(Figure data in JSON)
* BEGIN *

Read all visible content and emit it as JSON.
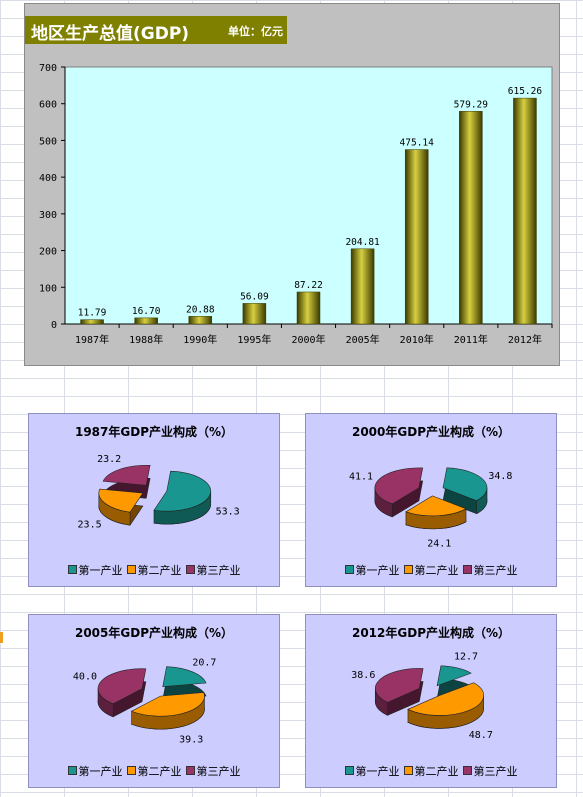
{
  "main_chart": {
    "title": "地区生产总值(GDP)",
    "unit": "单位：亿元"
  },
  "chart_data": [
    {
      "type": "bar",
      "title": "地区生产总值(GDP)",
      "unit_label": "单位：亿元",
      "categories": [
        "1987年",
        "1988年",
        "1990年",
        "1995年",
        "2000年",
        "2005年",
        "2010年",
        "2011年",
        "2012年"
      ],
      "values": [
        11.79,
        16.7,
        20.88,
        56.09,
        87.22,
        204.81,
        475.14,
        579.29,
        615.26
      ],
      "value_labels": [
        "11.79",
        "16.70",
        "20.88",
        "56.09",
        "87.22",
        "204.81",
        "475.14",
        "579.29",
        "615.26"
      ],
      "ylim": [
        0,
        700
      ],
      "yticks": [
        0,
        100,
        200,
        300,
        400,
        500,
        600,
        700
      ],
      "grid": false,
      "colors": {
        "bar_dark": "#3a3a00",
        "bar_mid": "#a8a000",
        "bar_light": "#d8d040",
        "plot_bg": "#ccffff",
        "panel_bg": "#c0c0c0",
        "title_bg": "#808000"
      }
    },
    {
      "type": "pie",
      "title": "1987年GDP产业构成（%）",
      "categories": [
        "第一产业",
        "第二产业",
        "第三产业"
      ],
      "values": [
        53.3,
        23.5,
        23.2
      ],
      "value_labels": [
        "53.3",
        "23.5",
        "23.2"
      ],
      "legend_position": "bottom"
    },
    {
      "type": "pie",
      "title": "2000年GDP产业构成（%）",
      "categories": [
        "第一产业",
        "第二产业",
        "第三产业"
      ],
      "values": [
        34.8,
        24.1,
        41.1
      ],
      "value_labels": [
        "34.8",
        "24.1",
        "41.1"
      ],
      "legend_position": "bottom"
    },
    {
      "type": "pie",
      "title": "2005年GDP产业构成（%）",
      "categories": [
        "第一产业",
        "第二产业",
        "第三产业"
      ],
      "values": [
        20.7,
        39.3,
        40.0
      ],
      "value_labels": [
        "20.7",
        "39.3",
        "40.0"
      ],
      "legend_position": "bottom"
    },
    {
      "type": "pie",
      "title": "2012年GDP产业构成（%）",
      "categories": [
        "第一产业",
        "第二产业",
        "第三产业"
      ],
      "values": [
        12.7,
        48.7,
        38.6
      ],
      "value_labels": [
        "12.7",
        "48.7",
        "38.6"
      ],
      "legend_position": "bottom"
    }
  ],
  "pie_colors": {
    "第一产业": "#1a9690",
    "第二产业": "#ff9900",
    "第三产业": "#993366"
  }
}
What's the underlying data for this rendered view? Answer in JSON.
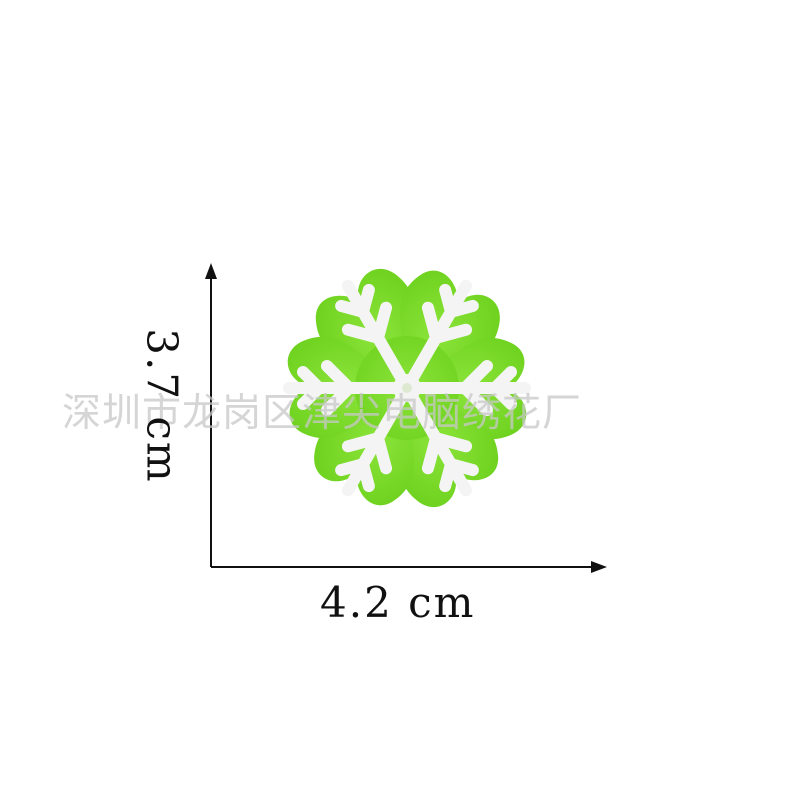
{
  "dimensions": {
    "height_label": "3.7 cm",
    "width_label": "4.2 cm"
  },
  "watermark": {
    "text": "深圳市龙岗区津尖电脑绣花厂"
  },
  "patch": {
    "subject": "snowflake-embroidered-patch",
    "fill_color": "#7ddc2a",
    "stitch_color": "#f3f3f3"
  }
}
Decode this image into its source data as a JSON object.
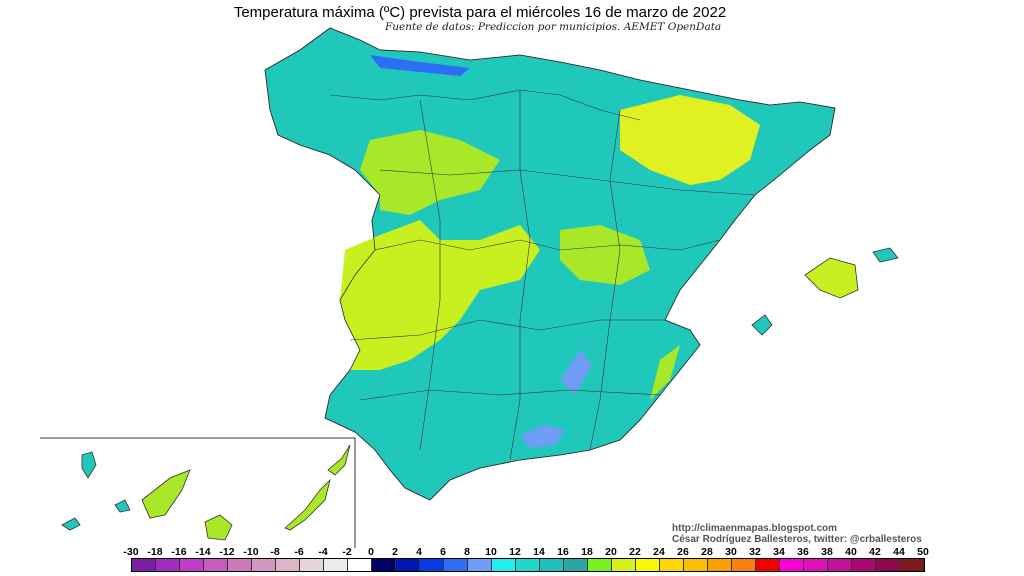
{
  "title": "Temperatura máxima (ºC) prevista para el miércoles 16 de marzo de 2022",
  "subtitle": "Fuente de datos: Prediccion por municipios. AEMET OpenData",
  "credits": {
    "url": "http://climaenmapas.blogspot.com",
    "author": "César Rodríguez Ballesteros, twitter: @crballesteros"
  },
  "map": {
    "variable": "Temperatura máxima (ºC)",
    "dominant_range": "12-18",
    "warmest_range": "18-22",
    "coldest_range": "2-10"
  },
  "legend": {
    "labels": [
      "-30",
      "-18",
      "-16",
      "-14",
      "-12",
      "-10",
      "-8",
      "-6",
      "-4",
      "-2",
      "0",
      "2",
      "4",
      "6",
      "8",
      "10",
      "12",
      "14",
      "16",
      "18",
      "20",
      "22",
      "24",
      "26",
      "28",
      "30",
      "32",
      "34",
      "36",
      "38",
      "40",
      "42",
      "44",
      "50"
    ],
    "colors": [
      "#7a1fa2",
      "#a32cc0",
      "#c23ccc",
      "#c75bc0",
      "#cc7ab8",
      "#d498c0",
      "#dcb6c8",
      "#e6d6da",
      "#ececec",
      "#ffffff",
      "#000066",
      "#0018b0",
      "#0a3ae6",
      "#2e6ef5",
      "#6f9cf5",
      "#1ef0ec",
      "#1fd6cc",
      "#20c0bc",
      "#28a8a0",
      "#78f020",
      "#d8f020",
      "#f8f800",
      "#fad800",
      "#f8c000",
      "#f8a000",
      "#f88010",
      "#f00000",
      "#f800d8",
      "#e010b8",
      "#c0109c",
      "#a80870",
      "#8c0848",
      "#801820"
    ]
  }
}
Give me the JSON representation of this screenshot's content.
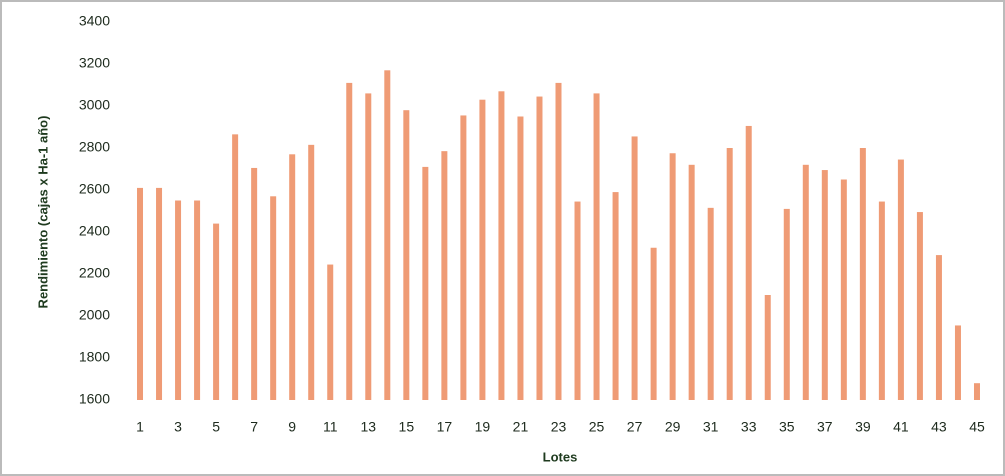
{
  "chart_data": {
    "type": "bar",
    "x_label": "Lotes",
    "y_label": "Rendimiento (cajas x Ha-1 año)",
    "categories": [
      "1",
      null,
      "3",
      null,
      "5",
      null,
      "7",
      null,
      "9",
      null,
      "11",
      null,
      "13",
      null,
      "15",
      null,
      "17",
      null,
      "19",
      null,
      "21",
      null,
      "23",
      null,
      "25",
      null,
      "27",
      null,
      "29",
      null,
      "31",
      null,
      "33",
      null,
      "35",
      null,
      "37",
      null,
      "39",
      null,
      "41",
      null,
      "43",
      null,
      "45"
    ],
    "values": [
      2610,
      2610,
      2550,
      2550,
      2440,
      2865,
      2705,
      2570,
      2770,
      2815,
      2245,
      3110,
      3060,
      3170,
      2980,
      2710,
      2785,
      2955,
      3030,
      3070,
      2950,
      3045,
      3110,
      2545,
      3060,
      2590,
      2855,
      2325,
      2775,
      2720,
      2515,
      2800,
      2905,
      2100,
      2510,
      2720,
      2695,
      2650,
      2800,
      2545,
      2745,
      2495,
      2290,
      1955,
      1680
    ],
    "color": "#ef9b75",
    "ylim": [
      1600,
      3400
    ],
    "yticks": [
      1600,
      1800,
      2000,
      2200,
      2400,
      2600,
      2800,
      3000,
      3200,
      3400
    ],
    "grid": false
  }
}
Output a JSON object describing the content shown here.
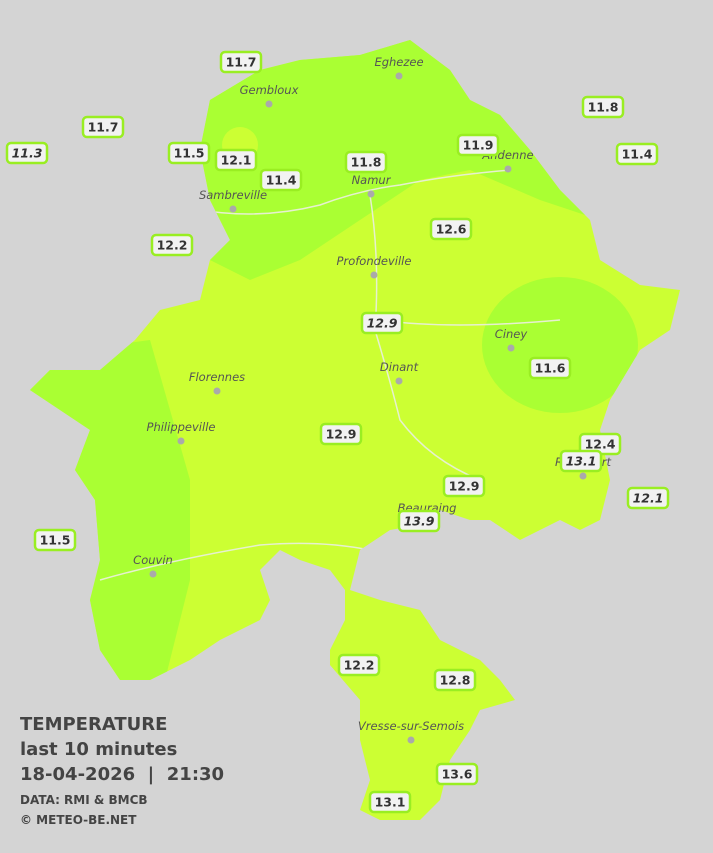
{
  "legend": {
    "title": "TEMPERATURE",
    "subtitle": "last 10 minutes",
    "datetime": "18-04-2026  |  21:30",
    "source": "DATA: RMI & BMCB",
    "credit": "© METEO-BE.NET"
  },
  "cities": [
    "Eghezee",
    "Gembloux",
    "Andenne",
    "Namur",
    "Sambreville",
    "Profondeville",
    "Ciney",
    "Florennes",
    "Dinant",
    "Philippeville",
    "Rochefort",
    "Beauraing",
    "Couvin",
    "Vresse-sur-Semois"
  ],
  "stations": [
    11.7,
    11.8,
    11.7,
    11.3,
    11.5,
    12.1,
    11.9,
    11.4,
    11.8,
    11.4,
    12.6,
    12.2,
    12.9,
    11.6,
    12.9,
    12.4,
    13.1,
    12.1,
    12.9,
    13.9,
    11.5,
    12.2,
    12.8,
    13.6,
    13.1
  ]
}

* END *

* _What is asked_:
Go through the material line by line. Show each line that contains the string "content".

* _Exercise answer_:
Read all visible content and emit it as JSON.
Give me the JSON representation of this screenshot's content.
Output a JSON object describing the content shown here.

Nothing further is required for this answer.